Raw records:
■ ■ ■ ■
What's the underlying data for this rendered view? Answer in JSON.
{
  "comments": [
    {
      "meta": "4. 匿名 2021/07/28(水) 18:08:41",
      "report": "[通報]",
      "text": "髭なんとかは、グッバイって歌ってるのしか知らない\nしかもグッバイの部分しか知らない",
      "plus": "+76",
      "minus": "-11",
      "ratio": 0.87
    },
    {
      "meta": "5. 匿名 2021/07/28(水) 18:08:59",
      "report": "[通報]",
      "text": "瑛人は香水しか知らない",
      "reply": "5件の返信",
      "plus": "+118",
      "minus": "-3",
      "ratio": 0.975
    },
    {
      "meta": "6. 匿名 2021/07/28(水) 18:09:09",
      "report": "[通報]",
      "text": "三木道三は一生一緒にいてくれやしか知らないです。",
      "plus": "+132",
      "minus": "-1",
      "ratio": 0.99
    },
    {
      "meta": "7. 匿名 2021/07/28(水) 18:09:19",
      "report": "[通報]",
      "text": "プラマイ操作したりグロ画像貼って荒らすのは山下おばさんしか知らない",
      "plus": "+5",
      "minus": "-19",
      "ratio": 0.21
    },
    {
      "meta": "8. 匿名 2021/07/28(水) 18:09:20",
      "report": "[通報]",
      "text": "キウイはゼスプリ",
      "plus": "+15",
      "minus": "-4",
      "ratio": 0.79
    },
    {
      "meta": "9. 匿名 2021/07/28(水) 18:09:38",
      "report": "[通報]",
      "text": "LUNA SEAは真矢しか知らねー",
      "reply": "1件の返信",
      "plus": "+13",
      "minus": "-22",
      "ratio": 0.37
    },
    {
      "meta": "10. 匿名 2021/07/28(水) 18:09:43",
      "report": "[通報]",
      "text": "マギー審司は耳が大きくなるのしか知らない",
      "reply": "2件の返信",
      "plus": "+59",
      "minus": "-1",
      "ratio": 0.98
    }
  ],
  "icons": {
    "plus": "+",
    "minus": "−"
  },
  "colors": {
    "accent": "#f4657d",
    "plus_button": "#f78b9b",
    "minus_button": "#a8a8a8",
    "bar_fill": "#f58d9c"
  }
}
■ ■ ■ ■
_TASK TO CARRY OUT_
Extract all lines from the data in which "ratio" is found.

_CORRECT OUTPUT_
      "ratio": 0.87
      "ratio": 0.975
      "ratio": 0.99
      "ratio": 0.21
      "ratio": 0.79
      "ratio": 0.37
      "ratio": 0.98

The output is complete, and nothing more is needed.